=== DATASET EXCERPTS ===

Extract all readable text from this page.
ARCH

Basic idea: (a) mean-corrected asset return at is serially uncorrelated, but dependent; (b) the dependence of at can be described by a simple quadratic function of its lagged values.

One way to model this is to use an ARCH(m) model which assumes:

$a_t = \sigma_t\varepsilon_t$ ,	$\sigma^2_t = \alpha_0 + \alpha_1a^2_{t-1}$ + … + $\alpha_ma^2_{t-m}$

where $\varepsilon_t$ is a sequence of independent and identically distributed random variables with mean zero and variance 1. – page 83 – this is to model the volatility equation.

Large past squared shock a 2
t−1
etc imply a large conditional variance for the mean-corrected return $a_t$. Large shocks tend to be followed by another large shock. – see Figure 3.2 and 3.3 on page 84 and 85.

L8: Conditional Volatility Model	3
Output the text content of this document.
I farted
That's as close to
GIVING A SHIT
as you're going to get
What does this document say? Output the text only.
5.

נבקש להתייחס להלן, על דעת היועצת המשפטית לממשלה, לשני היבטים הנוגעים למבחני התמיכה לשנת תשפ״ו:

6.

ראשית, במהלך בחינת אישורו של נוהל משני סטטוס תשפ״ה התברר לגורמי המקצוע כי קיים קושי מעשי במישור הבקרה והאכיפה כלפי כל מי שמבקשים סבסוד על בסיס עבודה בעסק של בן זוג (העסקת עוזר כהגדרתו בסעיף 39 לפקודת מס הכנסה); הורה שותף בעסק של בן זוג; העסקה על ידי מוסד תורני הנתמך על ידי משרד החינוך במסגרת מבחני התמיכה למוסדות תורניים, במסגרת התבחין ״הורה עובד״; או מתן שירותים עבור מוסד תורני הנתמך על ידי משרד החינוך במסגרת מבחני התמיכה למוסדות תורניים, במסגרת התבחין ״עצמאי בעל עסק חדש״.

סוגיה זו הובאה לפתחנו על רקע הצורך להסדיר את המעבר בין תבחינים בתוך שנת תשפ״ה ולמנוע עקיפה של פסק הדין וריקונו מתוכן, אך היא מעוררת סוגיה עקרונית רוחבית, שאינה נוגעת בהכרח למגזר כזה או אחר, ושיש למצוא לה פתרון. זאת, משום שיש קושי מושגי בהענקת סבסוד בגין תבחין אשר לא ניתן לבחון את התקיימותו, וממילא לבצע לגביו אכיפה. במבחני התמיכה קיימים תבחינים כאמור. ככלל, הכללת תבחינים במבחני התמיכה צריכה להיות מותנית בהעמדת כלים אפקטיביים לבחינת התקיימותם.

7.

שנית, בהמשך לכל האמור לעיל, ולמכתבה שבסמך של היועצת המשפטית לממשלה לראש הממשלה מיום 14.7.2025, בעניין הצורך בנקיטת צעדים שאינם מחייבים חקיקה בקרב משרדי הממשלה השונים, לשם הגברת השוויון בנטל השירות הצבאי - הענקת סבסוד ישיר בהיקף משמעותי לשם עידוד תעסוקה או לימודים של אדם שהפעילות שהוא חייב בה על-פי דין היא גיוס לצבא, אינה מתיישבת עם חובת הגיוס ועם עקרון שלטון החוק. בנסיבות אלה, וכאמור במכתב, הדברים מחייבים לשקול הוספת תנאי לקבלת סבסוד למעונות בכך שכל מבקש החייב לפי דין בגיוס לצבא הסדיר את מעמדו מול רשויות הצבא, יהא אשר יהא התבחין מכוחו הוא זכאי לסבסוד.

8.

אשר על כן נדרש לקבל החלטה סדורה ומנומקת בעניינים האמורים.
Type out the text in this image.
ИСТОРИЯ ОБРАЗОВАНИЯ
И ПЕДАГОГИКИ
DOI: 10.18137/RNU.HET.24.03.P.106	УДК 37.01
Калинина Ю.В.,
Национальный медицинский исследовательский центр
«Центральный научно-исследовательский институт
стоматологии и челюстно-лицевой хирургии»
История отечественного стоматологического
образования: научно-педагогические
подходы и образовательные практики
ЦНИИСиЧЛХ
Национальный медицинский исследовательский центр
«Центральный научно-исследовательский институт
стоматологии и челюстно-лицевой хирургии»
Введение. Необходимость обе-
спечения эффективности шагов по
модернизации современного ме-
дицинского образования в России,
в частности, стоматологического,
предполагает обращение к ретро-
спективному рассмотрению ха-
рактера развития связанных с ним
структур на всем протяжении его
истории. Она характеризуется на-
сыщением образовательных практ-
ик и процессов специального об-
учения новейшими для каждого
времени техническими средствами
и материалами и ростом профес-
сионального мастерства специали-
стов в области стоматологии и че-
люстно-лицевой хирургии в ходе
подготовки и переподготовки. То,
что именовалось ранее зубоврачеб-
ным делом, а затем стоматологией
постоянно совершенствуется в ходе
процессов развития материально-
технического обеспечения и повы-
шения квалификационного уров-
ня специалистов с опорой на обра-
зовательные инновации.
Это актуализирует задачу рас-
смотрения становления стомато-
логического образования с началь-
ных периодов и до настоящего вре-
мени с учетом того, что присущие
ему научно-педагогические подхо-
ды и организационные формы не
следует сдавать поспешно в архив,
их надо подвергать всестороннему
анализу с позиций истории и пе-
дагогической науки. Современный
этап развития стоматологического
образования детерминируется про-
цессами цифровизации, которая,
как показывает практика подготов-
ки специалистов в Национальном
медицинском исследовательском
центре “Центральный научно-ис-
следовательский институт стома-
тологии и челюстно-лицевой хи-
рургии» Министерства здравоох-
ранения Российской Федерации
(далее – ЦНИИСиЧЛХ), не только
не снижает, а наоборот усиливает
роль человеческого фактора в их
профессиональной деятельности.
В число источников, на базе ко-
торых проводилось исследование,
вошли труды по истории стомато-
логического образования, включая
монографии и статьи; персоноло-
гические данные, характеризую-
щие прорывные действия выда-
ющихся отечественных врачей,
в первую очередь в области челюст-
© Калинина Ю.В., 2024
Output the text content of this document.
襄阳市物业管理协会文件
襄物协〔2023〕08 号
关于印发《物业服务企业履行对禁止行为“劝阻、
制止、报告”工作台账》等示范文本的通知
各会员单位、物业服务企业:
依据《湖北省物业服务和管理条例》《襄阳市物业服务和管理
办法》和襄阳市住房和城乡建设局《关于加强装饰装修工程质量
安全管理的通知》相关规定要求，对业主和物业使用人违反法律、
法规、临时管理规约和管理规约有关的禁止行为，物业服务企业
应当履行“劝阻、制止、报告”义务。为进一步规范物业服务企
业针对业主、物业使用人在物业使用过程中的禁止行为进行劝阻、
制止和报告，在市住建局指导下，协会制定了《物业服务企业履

===

• [WORK INSTRUCTIONS] Write the whole listing out again. Keep every line exactly as it is.

• [EXERCISE ANSWER]
Extract all readable text from this page.
ARCH

Basic idea: (a) mean-corrected asset return at is serially uncorrelated, but dependent; (b) the dependence of at can be described by a simple quadratic function of its lagged values.

One way to model this is to use an ARCH(m) model which assumes:

$a_t = \sigma_t\varepsilon_t$ ,	$\sigma^2_t = \alpha_0 + \alpha_1a^2_{t-1}$ + … + $\alpha_ma^2_{t-m}$

where $\varepsilon_t$ is a sequence of independent and identically distributed random variables with mean zero and variance 1. – page 83 – this is to model the volatility equation.

Large past squared shock a 2
t−1
etc imply a large conditional variance for the mean-corrected return $a_t$. Large shocks tend to be followed by another large shock. – see Figure 3.2 and 3.3 on page 84 and 85.

L8: Conditional Volatility Model	3
Output the text content of this document.
I farted
That's as close to
GIVING A SHIT
as you're going to get
What does this document say? Output the text only.
5.

נבקש להתייחס להלן, על דעת היועצת המשפטית לממשלה, לשני היבטים הנוגעים למבחני התמיכה לשנת תשפ״ו:

6.

ראשית, במהלך בחינת אישורו של נוהל משני סטטוס תשפ״ה התברר לגורמי המקצוע כי קיים קושי מעשי במישור הבקרה והאכיפה כלפי כל מי שמבקשים סבסוד על בסיס עבודה בעסק של בן זוג (העסקת עוזר כהגדרתו בסעיף 39 לפקודת מס הכנסה); הורה שותף בעסק של בן זוג; העסקה על ידי מוסד תורני הנתמך על ידי משרד החינוך במסגרת מבחני התמיכה למוסדות תורניים, במסגרת התבחין ״הורה עובד״; או מתן שירותים עבור מוסד תורני הנתמך על ידי משרד החינוך במסגרת מבחני התמיכה למוסדות תורניים, במסגרת התבחין ״עצמאי בעל עסק חדש״.

סוגיה זו הובאה לפתחנו על רקע הצורך להסדיר את המעבר בין תבחינים בתוך שנת תשפ״ה ולמנוע עקיפה של פסק הדין וריקונו מתוכן, אך היא מעוררת סוגיה עקרונית רוחבית, שאינה נוגעת בהכרח למגזר כזה או אחר, ושיש למצוא לה פתרון. זאת, משום שיש קושי מושגי בהענקת סבסוד בגין תבחין אשר לא ניתן לבחון את התקיימותו, וממילא לבצע לגביו אכיפה. במבחני התמיכה קיימים תבחינים כאמור. ככלל, הכללת תבחינים במבחני התמיכה צריכה להיות מותנית בהעמדת כלים אפקטיביים לבחינת התקיימותם.

7.

שנית, בהמשך לכל האמור לעיל, ולמכתבה שבסמך של היועצת המשפטית לממשלה לראש הממשלה מיום 14.7.2025, בעניין הצורך בנקיטת צעדים שאינם מחייבים חקיקה בקרב משרדי הממשלה השונים, לשם הגברת השוויון בנטל השירות הצבאי - הענקת סבסוד ישיר בהיקף משמעותי לשם עידוד תעסוקה או לימודים של אדם שהפעילות שהוא חייב בה על-פי דין היא גיוס לצבא, אינה מתיישבת עם חובת הגיוס ועם עקרון שלטון החוק. בנסיבות אלה, וכאמור במכתב, הדברים מחייבים לשקול הוספת תנאי לקבלת סבסוד למעונות בכך שכל מבקש החייב לפי דין בגיוס לצבא הסדיר את מעמדו מול רשויות הצבא, יהא אשר יהא התבחין מכוחו הוא זכאי לסבסוד.

8.

אשר על כן נדרש לקבל החלטה סדורה ומנומקת בעניינים האמורים.
Type out the text in this image.
ИСТОРИЯ ОБРАЗОВАНИЯ
И ПЕДАГОГИКИ
DOI: 10.18137/RNU.HET.24.03.P.106	УДК 37.01
Калинина Ю.В.,
Национальный медицинский исследовательский центр
«Центральный научно-исследовательский институт
стоматологии и челюстно-лицевой хирургии»
История отечественного стоматологического
образования: научно-педагогические
подходы и образовательные практики
ЦНИИСиЧЛХ
Национальный медицинский исследовательский центр
«Центральный научно-исследовательский институт
стоматологии и челюстно-лицевой хирургии»
Введение. Необходимость обе-
спечения эффективности шагов по
модернизации современного ме-
дицинского образования в России,
в частности, стоматологического,
предполагает обращение к ретро-
спективному рассмотрению ха-
рактера развития связанных с ним
структур на всем протяжении его
истории. Она характеризуется на-
сыщением образовательных практ-
ик и процессов специального об-
учения новейшими для каждого
времени техническими средствами
и материалами и ростом профес-
сионального мастерства специали-
стов в области стоматологии и че-
люстно-лицевой хирургии в ходе
подготовки и переподготовки. То,
что именовалось ранее зубоврачеб-
ным делом, а затем стоматологией
постоянно совершенствуется в ходе
процессов развития материально-
технического обеспечения и повы-
шения квалификационного уров-
ня специалистов с опорой на обра-
зовательные инновации.
Это актуализирует задачу рас-
смотрения становления стомато-
логического образования с началь-
ных периодов и до настоящего вре-
мени с учетом того, что присущие
ему научно-педагогические подхо-
ды и организационные формы не
следует сдавать поспешно в архив,
их надо подвергать всестороннему
анализу с позиций истории и пе-
дагогической науки. Современный
этап развития стоматологического
образования детерминируется про-
цессами цифровизации, которая,
как показывает практика подготов-
ки специалистов в Национальном
медицинском исследовательском
центре “Центральный научно-ис-
следовательский институт стома-
тологии и челюстно-лицевой хи-
рургии» Министерства здравоох-
ранения Российской Федерации
(далее – ЦНИИСиЧЛХ), не только
не снижает, а наоборот усиливает
роль человеческого фактора в их
профессиональной деятельности.
В число источников, на базе ко-
торых проводилось исследование,
вошли труды по истории стомато-
логического образования, включая
монографии и статьи; персоноло-
гические данные, характеризую-
щие прорывные действия выда-
ющихся отечественных врачей,
в первую очередь в области челюст-
© Калинина Ю.В., 2024
Output the text content of this document.
襄阳市物业管理协会文件
襄物协〔2023〕08 号
关于印发《物业服务企业履行对禁止行为“劝阻、
制止、报告”工作台账》等示范文本的通知
各会员单位、物业服务企业:
依据《湖北省物业服务和管理条例》《襄阳市物业服务和管理
办法》和襄阳市住房和城乡建设局《关于加强装饰装修工程质量
安全管理的通知》相关规定要求，对业主和物业使用人违反法律、
法规、临时管理规约和管理规约有关的禁止行为，物业服务企业
应当履行“劝阻、制止、报告”义务。为进一步规范物业服务企
业针对业主、物业使用人在物业使用过程中的禁止行为进行劝阻、
制止和报告，在市住建局指导下，协会制定了《物业服务企业履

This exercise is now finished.